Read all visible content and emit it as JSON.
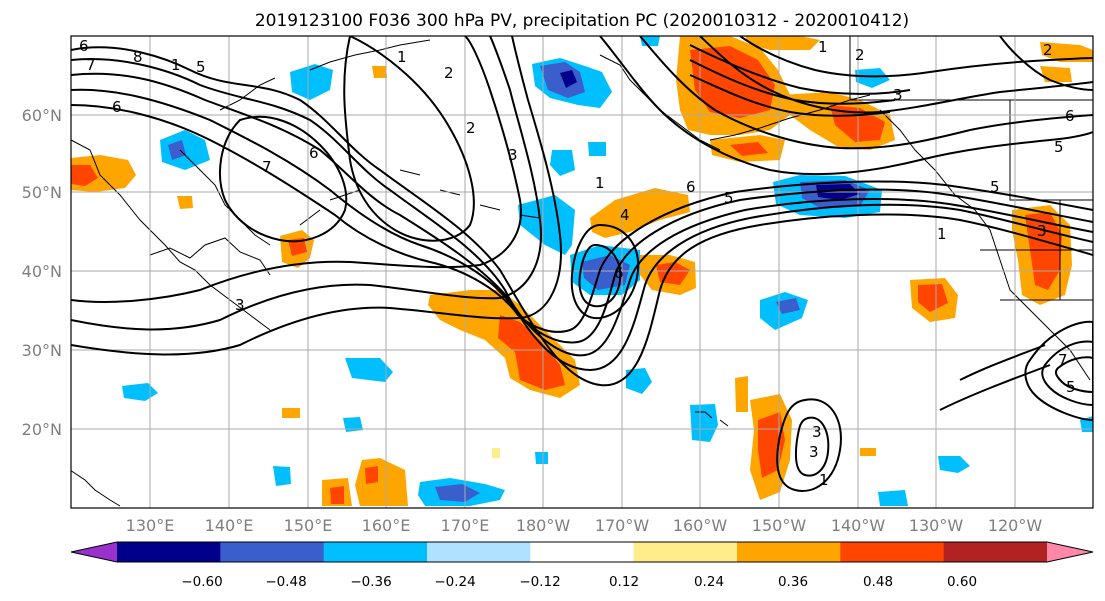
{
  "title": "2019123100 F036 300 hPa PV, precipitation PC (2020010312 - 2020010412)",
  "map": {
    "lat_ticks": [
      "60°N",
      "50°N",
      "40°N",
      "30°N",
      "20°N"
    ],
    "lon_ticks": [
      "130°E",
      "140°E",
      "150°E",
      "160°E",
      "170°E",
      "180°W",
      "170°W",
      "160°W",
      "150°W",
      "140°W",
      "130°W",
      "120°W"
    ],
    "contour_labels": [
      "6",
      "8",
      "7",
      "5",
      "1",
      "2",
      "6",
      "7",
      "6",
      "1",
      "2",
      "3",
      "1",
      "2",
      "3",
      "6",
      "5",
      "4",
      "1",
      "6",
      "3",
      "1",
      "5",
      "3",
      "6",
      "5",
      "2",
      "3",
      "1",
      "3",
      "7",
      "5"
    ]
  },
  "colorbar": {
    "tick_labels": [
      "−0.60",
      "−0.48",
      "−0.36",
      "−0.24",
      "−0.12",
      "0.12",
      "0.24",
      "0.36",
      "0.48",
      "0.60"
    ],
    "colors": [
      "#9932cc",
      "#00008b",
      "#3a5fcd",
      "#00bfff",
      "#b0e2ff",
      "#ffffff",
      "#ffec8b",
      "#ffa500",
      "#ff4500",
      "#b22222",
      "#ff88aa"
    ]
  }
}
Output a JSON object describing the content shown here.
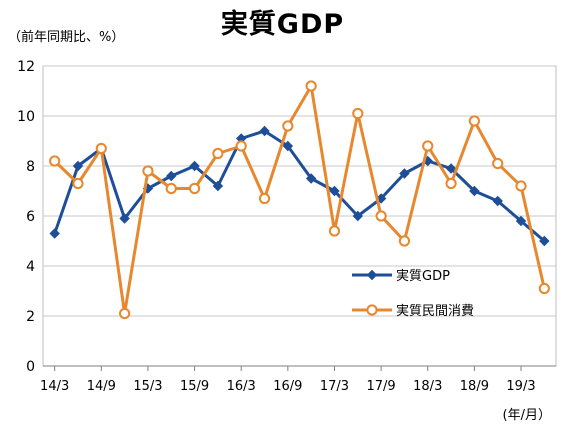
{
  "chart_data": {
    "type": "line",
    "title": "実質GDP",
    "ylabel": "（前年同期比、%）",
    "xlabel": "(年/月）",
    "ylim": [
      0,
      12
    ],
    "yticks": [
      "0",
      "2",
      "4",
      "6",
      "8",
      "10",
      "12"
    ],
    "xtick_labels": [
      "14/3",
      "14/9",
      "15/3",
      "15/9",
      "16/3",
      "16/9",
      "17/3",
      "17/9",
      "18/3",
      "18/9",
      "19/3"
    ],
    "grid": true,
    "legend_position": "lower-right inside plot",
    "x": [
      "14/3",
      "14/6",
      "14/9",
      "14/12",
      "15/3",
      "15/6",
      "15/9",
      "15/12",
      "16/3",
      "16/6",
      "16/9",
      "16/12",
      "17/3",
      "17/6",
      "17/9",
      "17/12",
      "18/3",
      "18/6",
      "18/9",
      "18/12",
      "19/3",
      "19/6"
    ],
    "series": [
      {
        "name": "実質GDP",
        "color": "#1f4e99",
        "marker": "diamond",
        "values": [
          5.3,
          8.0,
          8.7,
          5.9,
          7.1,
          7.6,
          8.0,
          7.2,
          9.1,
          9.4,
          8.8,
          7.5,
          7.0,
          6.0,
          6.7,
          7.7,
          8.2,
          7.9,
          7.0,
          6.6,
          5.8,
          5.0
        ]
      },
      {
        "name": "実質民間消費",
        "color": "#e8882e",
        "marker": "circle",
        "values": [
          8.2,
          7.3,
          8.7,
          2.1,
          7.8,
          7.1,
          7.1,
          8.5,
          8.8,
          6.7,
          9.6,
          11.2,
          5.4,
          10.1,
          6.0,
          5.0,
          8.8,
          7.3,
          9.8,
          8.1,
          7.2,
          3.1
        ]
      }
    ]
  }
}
--
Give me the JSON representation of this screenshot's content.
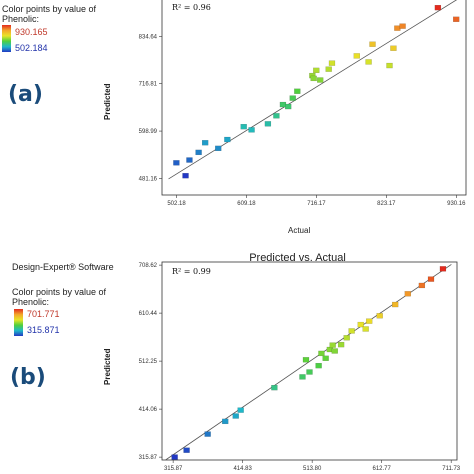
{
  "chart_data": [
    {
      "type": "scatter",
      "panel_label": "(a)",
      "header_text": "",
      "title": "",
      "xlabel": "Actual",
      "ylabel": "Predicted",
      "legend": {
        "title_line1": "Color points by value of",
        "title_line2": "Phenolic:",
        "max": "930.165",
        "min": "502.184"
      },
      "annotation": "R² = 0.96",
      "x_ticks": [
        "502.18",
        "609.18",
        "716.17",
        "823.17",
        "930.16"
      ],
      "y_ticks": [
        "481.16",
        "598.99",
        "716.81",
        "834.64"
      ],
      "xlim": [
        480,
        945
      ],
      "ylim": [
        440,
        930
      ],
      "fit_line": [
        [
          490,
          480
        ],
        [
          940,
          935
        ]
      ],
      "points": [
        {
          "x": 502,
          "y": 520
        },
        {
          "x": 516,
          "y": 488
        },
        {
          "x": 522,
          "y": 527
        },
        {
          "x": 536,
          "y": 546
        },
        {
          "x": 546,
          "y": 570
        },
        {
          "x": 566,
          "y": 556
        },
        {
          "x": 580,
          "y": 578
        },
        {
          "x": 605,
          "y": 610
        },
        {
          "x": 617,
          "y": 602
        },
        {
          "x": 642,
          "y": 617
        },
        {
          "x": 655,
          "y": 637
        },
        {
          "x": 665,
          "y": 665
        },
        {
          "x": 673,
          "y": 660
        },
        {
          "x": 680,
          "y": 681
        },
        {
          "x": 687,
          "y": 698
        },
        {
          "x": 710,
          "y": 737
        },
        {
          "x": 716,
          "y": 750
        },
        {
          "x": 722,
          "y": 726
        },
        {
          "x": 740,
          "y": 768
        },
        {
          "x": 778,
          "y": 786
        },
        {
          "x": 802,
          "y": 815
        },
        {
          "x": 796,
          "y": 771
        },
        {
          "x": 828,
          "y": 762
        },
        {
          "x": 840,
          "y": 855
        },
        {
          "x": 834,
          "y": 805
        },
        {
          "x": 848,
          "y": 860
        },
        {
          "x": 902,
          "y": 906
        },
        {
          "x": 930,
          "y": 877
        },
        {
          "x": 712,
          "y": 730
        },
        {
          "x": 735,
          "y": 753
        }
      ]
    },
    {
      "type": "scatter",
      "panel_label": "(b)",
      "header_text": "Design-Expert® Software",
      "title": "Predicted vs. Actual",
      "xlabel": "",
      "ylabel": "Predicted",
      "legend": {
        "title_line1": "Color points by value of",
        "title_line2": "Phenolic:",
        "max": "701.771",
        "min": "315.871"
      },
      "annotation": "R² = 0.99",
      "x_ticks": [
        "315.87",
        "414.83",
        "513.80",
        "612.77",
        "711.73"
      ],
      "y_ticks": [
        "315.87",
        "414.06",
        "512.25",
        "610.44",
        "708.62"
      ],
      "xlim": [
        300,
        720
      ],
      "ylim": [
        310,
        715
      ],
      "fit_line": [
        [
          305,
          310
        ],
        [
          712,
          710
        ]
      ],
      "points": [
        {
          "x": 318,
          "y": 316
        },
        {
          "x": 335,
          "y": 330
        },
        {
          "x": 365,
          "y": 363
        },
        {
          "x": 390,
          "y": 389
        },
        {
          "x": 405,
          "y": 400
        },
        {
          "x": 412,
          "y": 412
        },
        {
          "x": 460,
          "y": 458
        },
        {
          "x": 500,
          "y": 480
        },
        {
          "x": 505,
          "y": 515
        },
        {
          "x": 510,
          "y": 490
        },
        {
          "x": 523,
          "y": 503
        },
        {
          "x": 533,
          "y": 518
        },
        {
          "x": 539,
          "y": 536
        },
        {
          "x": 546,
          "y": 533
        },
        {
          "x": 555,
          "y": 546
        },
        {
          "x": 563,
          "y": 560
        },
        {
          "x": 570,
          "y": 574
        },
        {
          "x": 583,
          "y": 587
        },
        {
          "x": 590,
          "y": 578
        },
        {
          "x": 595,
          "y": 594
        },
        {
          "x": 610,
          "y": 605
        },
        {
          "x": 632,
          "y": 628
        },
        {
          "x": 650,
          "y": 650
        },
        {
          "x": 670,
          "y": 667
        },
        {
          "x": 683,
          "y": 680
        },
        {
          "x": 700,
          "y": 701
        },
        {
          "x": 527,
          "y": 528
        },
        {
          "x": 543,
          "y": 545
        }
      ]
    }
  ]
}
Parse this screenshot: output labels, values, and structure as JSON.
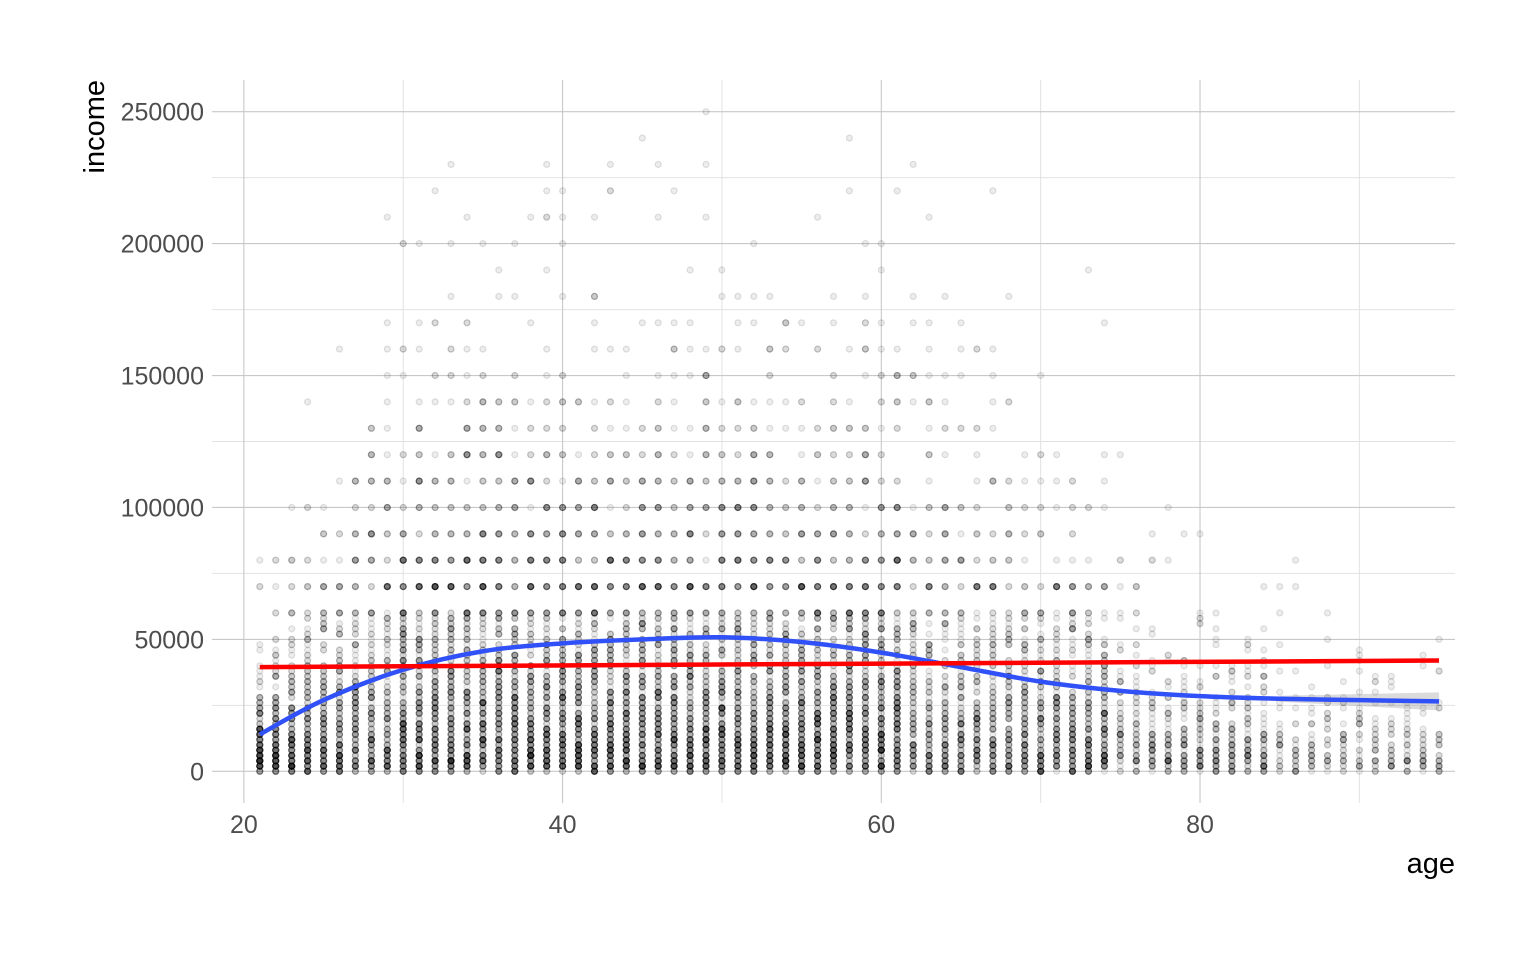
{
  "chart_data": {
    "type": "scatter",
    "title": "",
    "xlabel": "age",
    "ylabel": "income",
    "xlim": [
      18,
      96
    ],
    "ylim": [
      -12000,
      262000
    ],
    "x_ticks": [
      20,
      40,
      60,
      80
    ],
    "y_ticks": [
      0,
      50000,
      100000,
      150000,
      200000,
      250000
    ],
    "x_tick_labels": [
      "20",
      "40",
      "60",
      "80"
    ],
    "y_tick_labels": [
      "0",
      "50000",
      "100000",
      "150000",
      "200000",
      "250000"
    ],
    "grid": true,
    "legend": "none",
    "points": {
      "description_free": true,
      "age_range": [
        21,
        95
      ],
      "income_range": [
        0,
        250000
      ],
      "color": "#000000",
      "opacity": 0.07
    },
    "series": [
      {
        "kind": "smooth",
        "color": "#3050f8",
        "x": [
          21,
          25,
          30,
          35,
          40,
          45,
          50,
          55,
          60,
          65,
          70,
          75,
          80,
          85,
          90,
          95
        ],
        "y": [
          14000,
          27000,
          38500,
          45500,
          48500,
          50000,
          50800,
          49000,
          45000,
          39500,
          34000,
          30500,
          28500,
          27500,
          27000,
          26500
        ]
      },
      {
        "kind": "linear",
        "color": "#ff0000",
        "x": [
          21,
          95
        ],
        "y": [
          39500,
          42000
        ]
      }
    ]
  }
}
---
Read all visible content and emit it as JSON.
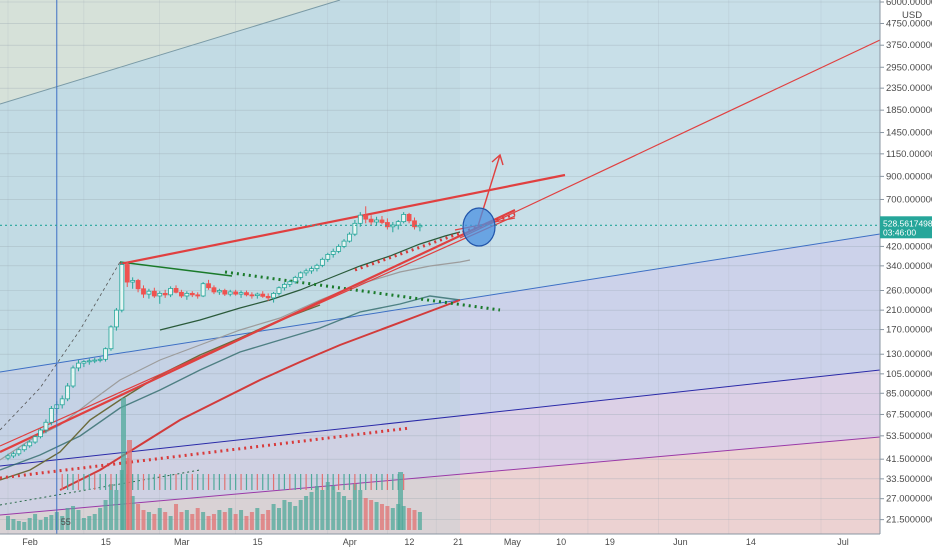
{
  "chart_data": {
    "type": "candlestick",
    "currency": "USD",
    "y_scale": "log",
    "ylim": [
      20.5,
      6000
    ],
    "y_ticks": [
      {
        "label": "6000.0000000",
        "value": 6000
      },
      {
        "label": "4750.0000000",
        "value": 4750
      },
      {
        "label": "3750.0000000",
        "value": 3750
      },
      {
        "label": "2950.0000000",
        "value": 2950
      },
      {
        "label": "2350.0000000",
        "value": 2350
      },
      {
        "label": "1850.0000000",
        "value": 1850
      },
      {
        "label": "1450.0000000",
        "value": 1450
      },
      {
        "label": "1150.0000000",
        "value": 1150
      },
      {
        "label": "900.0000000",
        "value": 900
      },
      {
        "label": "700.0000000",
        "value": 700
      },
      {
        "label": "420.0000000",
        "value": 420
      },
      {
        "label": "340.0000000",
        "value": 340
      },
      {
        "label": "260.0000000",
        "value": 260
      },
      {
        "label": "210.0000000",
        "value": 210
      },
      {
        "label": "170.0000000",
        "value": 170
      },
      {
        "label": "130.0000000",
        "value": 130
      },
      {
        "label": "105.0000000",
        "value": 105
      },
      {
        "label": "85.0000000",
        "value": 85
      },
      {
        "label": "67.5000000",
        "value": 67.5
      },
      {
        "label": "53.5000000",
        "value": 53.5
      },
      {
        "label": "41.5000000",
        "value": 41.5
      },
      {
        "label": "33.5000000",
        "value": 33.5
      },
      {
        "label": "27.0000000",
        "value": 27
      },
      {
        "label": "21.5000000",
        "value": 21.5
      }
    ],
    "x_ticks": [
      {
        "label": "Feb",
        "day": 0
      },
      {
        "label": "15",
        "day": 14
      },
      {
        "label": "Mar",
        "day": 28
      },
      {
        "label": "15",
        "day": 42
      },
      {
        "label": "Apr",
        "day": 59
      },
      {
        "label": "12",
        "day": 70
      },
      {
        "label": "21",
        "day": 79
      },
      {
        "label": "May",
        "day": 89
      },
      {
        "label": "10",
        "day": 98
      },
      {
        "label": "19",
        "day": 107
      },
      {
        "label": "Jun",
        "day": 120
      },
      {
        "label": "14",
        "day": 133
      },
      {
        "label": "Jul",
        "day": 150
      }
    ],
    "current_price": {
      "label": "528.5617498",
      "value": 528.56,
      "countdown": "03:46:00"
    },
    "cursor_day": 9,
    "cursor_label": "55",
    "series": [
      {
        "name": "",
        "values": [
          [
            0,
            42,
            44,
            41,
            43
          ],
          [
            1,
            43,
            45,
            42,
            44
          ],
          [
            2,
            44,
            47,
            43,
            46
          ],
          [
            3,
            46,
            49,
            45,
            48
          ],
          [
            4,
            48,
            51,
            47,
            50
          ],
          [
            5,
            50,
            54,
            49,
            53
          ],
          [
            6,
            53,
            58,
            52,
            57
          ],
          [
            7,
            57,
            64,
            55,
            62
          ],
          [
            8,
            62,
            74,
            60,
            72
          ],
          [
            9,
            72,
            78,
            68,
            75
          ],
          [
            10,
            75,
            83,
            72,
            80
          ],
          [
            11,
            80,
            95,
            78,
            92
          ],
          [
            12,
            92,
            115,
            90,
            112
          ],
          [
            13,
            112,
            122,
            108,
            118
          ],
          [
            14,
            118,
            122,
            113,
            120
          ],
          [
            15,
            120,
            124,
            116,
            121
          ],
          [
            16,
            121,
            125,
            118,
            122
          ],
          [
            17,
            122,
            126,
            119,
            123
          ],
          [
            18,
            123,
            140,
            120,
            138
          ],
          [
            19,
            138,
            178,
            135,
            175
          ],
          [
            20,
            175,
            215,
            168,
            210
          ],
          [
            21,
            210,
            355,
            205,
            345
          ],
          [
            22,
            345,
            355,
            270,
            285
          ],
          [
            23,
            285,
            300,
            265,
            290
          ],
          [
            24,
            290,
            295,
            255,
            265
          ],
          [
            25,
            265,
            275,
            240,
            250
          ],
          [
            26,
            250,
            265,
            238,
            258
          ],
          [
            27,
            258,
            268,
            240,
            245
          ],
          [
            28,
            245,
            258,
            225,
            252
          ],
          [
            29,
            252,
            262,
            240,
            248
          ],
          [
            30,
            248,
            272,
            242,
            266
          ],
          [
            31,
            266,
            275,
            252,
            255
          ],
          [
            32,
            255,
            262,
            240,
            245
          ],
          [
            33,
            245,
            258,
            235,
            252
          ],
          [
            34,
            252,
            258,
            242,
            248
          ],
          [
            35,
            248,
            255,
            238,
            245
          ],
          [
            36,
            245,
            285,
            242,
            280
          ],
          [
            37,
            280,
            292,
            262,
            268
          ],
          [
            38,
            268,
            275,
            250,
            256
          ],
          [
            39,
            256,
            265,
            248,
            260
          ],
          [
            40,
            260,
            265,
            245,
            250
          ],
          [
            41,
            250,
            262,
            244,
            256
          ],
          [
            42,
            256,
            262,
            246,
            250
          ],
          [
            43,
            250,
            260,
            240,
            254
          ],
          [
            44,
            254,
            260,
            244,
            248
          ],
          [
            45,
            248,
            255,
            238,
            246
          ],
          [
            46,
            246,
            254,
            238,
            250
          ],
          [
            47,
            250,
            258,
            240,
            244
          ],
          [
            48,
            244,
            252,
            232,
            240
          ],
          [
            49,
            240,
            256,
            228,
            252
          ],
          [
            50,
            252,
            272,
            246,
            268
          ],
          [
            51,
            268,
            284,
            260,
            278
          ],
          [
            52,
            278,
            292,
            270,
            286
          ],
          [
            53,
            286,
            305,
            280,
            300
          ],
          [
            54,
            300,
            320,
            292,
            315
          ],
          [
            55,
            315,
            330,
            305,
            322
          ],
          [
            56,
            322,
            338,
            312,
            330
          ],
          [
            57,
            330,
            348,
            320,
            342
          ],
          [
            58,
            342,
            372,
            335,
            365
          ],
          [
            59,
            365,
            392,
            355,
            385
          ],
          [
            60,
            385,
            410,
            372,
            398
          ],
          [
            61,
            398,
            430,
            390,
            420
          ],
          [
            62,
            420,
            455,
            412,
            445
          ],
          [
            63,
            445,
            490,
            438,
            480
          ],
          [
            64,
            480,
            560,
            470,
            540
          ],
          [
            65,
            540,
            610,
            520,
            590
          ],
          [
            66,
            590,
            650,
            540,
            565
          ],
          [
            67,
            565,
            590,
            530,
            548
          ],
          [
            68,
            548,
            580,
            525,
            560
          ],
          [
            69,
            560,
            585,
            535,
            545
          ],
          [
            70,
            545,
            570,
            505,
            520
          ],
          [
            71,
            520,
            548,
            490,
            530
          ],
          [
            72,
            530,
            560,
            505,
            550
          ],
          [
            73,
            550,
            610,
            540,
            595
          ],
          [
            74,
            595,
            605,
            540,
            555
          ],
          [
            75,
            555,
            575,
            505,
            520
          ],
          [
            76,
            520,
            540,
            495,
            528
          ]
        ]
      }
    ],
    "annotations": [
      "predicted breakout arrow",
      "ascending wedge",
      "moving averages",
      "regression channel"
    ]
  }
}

# TASK DETAILS:
Using the listing above, pick out each line that contains the word "ylabel", then copy it.

# ANSWER IN FULL:
    "ylabel": "（前年同期比、%）",
      "ylabel": "Predicted",
      "ylabel": "Predicted",
    "ylabel": "income",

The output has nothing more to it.